### Data shown
┌──
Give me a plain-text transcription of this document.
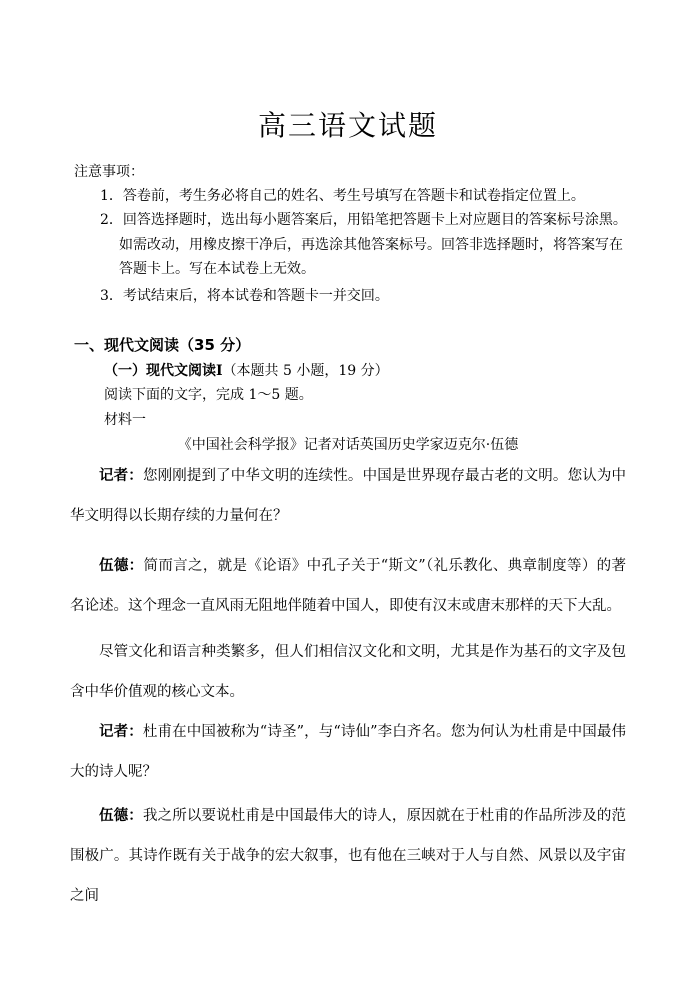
高三语文试题
注意事项：
1．答卷前，考生务必将自己的姓名、考生号填写在答题卡和试卷指定位置上。
2．回答选择题时，选出每小题答案后，用铅笔把答题卡上对应题目的答案标号涂黑。
如需改动，用橡皮擦干净后，再选涂其他答案标号。回答非选择题时，将答案写在
答题卡上。写在本试卷上无效。
3．考试结束后，将本试卷和答题卡一并交回。
一、现代文阅读（35 分）
（一）现代文阅读Ⅰ（本题共 5 小题，19 分）
阅读下面的文字，完成 1～5 题。
材料一
《中国社会科学报》记者对话英国历史学家迈克尔·伍德
记者：您刚刚提到了中华文明的连续性。中国是世界现存最古老的文明。您认为中华文明得以长期存续的力量何在？
伍德：简而言之，就是《论语》中孔子关于“斯文”（礼乐教化、典章制度等）的著名论述。这个理念一直风雨无阻地伴随着中国人，即使有汉末或唐末那样的天下大乱。
尽管文化和语言种类繁多，但人们相信汉文化和文明，尤其是作为基石的文字及包含中华价值观的核心文本。
记者：杜甫在中国被称为“诗圣”，与“诗仙”李白齐名。您为何认为杜甫是中国最伟大的诗人呢？
伍德：我之所以要说杜甫是中国最伟大的诗人，原因就在于杜甫的作品所涉及的范围极广。其诗作既有关于战争的宏大叙事，也有他在三峡对于人与自然、风景以及宇宙之间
└──
### Stated goal
Retype the entries word for word. Omit any images.

### Solution to this task
Give me a plain-text transcription of this document.
高三语文试题
注意事项：
1．答卷前，考生务必将自己的姓名、考生号填写在答题卡和试卷指定位置上。
2．回答选择题时，选出每小题答案后，用铅笔把答题卡上对应题目的答案标号涂黑。
如需改动，用橡皮擦干净后，再选涂其他答案标号。回答非选择题时，将答案写在
答题卡上。写在本试卷上无效。
3．考试结束后，将本试卷和答题卡一并交回。
一、现代文阅读（35 分）
（一）现代文阅读Ⅰ（本题共 5 小题，19 分）
阅读下面的文字，完成 1～5 题。
材料一
《中国社会科学报》记者对话英国历史学家迈克尔·伍德
记者：您刚刚提到了中华文明的连续性。中国是世界现存最古老的文明。您认为中华文明得以长期存续的力量何在？
伍德：简而言之，就是《论语》中孔子关于“斯文”（礼乐教化、典章制度等）的著名论述。这个理念一直风雨无阻地伴随着中国人，即使有汉末或唐末那样的天下大乱。
尽管文化和语言种类繁多，但人们相信汉文化和文明，尤其是作为基石的文字及包含中华价值观的核心文本。
记者：杜甫在中国被称为“诗圣”，与“诗仙”李白齐名。您为何认为杜甫是中国最伟大的诗人呢？
伍德：我之所以要说杜甫是中国最伟大的诗人，原因就在于杜甫的作品所涉及的范围极广。其诗作既有关于战争的宏大叙事，也有他在三峡对于人与自然、风景以及宇宙之间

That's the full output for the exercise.